## Task brief
Please copy every line of the records below that holds the word "terbaik".

============================================================

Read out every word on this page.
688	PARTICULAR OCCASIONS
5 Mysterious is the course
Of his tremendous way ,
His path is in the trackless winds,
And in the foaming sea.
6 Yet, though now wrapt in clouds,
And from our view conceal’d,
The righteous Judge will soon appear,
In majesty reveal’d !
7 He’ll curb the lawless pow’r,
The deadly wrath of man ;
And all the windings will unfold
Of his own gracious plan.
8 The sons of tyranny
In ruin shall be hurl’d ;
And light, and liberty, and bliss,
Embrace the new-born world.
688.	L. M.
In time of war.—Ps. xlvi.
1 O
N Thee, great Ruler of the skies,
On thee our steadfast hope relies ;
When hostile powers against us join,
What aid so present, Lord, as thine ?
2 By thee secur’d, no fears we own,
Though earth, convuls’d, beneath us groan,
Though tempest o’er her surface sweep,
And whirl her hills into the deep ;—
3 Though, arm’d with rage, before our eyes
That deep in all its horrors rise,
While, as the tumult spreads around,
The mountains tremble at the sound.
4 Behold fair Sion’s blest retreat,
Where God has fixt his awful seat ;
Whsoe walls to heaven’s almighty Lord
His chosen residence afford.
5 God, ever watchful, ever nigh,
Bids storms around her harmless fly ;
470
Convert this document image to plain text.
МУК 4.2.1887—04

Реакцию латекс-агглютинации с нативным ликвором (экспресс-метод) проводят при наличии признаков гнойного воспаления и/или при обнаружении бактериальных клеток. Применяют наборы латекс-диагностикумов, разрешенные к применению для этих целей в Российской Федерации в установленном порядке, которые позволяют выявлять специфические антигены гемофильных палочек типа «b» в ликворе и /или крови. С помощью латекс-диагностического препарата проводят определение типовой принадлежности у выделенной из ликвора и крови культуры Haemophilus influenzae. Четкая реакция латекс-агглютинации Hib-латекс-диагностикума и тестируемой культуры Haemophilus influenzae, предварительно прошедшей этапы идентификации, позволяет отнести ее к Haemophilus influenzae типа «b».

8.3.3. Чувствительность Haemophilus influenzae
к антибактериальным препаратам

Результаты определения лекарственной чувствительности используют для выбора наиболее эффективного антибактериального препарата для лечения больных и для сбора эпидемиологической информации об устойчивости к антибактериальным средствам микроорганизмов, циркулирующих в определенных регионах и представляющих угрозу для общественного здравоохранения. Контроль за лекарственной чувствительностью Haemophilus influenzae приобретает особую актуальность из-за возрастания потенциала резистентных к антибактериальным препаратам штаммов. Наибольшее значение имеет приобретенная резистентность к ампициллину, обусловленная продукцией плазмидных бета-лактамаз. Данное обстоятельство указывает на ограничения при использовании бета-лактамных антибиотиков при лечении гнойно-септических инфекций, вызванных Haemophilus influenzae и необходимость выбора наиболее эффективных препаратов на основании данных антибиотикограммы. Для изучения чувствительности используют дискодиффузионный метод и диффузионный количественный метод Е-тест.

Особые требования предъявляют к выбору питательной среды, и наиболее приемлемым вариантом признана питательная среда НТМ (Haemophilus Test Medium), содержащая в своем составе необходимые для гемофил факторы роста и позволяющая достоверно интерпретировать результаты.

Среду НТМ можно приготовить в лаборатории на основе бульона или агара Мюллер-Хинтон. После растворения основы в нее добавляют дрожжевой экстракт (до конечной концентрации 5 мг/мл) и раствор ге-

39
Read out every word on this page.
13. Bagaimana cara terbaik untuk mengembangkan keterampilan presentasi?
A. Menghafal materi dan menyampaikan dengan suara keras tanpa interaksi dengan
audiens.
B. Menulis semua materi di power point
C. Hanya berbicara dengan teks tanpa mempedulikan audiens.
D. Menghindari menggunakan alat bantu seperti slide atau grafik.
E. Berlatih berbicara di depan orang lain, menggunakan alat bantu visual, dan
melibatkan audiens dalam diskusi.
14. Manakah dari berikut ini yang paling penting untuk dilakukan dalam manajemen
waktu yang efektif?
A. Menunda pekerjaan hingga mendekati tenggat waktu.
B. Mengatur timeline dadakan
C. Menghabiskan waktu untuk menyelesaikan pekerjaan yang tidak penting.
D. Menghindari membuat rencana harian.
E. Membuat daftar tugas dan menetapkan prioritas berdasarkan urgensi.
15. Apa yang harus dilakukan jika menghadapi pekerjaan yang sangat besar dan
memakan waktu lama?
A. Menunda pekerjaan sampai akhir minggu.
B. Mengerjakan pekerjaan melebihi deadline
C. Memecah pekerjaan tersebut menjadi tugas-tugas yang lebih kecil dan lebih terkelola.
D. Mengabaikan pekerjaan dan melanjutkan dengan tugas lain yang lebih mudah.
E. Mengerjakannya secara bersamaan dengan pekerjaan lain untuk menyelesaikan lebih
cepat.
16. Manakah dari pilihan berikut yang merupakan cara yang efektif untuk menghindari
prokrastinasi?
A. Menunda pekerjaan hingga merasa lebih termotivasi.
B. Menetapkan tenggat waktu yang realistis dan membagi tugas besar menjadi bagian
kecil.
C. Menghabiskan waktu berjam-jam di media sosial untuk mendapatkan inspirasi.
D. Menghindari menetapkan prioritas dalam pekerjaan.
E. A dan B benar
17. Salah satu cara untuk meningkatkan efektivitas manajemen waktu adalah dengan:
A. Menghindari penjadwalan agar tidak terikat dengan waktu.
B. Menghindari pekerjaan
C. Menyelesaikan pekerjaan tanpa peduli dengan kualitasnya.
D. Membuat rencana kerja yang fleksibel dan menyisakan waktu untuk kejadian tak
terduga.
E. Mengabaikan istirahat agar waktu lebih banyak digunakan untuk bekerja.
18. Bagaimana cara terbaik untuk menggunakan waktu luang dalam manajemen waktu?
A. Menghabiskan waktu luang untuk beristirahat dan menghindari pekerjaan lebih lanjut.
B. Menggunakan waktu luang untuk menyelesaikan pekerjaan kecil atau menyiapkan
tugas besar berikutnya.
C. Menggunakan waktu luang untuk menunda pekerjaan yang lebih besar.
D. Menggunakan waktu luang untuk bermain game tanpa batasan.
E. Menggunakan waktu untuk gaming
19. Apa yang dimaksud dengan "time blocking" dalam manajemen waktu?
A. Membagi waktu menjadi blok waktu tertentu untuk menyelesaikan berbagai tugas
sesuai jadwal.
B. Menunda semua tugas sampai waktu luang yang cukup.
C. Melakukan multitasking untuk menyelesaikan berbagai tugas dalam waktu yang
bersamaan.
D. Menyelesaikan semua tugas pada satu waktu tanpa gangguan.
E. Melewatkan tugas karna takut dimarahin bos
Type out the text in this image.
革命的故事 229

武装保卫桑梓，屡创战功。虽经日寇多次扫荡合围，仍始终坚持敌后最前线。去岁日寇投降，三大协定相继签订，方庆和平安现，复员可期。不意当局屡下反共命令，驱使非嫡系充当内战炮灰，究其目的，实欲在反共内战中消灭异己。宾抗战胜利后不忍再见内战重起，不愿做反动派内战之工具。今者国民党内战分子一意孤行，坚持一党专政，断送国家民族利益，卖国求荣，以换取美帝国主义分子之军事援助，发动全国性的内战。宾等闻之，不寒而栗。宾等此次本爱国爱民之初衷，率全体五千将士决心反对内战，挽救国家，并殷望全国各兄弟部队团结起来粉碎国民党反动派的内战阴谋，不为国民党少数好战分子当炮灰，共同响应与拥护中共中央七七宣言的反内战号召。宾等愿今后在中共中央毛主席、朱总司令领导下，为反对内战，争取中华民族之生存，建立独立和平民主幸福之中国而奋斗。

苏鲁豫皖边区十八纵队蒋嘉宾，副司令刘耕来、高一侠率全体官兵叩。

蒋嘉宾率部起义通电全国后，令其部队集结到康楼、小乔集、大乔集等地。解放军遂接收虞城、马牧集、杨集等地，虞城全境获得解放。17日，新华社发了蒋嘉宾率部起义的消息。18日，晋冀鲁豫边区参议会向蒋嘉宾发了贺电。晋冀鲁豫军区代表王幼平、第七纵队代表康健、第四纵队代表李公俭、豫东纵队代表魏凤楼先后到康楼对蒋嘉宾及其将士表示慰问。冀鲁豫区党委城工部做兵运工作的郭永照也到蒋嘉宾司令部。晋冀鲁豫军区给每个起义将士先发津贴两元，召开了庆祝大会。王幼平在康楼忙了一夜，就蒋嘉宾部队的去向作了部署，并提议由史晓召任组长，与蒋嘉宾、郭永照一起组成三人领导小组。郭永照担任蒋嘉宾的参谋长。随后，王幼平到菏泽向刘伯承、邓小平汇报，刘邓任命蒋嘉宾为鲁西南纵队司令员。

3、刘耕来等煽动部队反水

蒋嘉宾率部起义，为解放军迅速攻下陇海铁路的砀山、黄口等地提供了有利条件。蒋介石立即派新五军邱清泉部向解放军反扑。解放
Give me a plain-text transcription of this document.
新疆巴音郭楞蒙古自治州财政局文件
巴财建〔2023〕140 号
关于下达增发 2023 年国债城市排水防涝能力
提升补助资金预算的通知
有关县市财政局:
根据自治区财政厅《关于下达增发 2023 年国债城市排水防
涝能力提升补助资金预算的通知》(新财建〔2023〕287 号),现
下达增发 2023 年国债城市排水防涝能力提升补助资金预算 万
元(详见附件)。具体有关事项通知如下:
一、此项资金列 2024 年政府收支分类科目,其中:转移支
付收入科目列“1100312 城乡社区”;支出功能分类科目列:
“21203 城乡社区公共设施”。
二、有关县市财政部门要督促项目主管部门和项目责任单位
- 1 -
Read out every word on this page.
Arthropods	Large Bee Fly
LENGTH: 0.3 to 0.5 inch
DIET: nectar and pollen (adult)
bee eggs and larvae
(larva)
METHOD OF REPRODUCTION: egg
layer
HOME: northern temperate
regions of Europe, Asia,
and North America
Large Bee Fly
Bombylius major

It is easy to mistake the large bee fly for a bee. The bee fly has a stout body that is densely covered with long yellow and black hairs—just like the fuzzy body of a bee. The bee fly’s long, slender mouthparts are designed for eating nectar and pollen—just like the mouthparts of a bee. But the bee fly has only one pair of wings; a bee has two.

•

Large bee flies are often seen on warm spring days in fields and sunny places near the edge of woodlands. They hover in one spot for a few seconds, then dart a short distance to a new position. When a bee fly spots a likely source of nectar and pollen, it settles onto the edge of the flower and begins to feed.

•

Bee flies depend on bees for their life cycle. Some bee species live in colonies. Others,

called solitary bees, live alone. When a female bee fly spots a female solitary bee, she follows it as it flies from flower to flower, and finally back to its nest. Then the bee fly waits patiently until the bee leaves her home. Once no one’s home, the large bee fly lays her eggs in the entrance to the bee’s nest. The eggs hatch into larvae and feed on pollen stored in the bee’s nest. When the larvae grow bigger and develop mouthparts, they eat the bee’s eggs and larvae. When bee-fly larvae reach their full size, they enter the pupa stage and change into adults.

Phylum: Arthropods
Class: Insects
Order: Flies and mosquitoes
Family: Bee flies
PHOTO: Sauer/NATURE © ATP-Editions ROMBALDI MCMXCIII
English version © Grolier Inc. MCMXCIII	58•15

============================================================

## Written response
13. Bagaimana cara terbaik untuk mengembangkan keterampilan presentasi?
18. Bagaimana cara terbaik untuk menggunakan waktu luang dalam manajemen waktu?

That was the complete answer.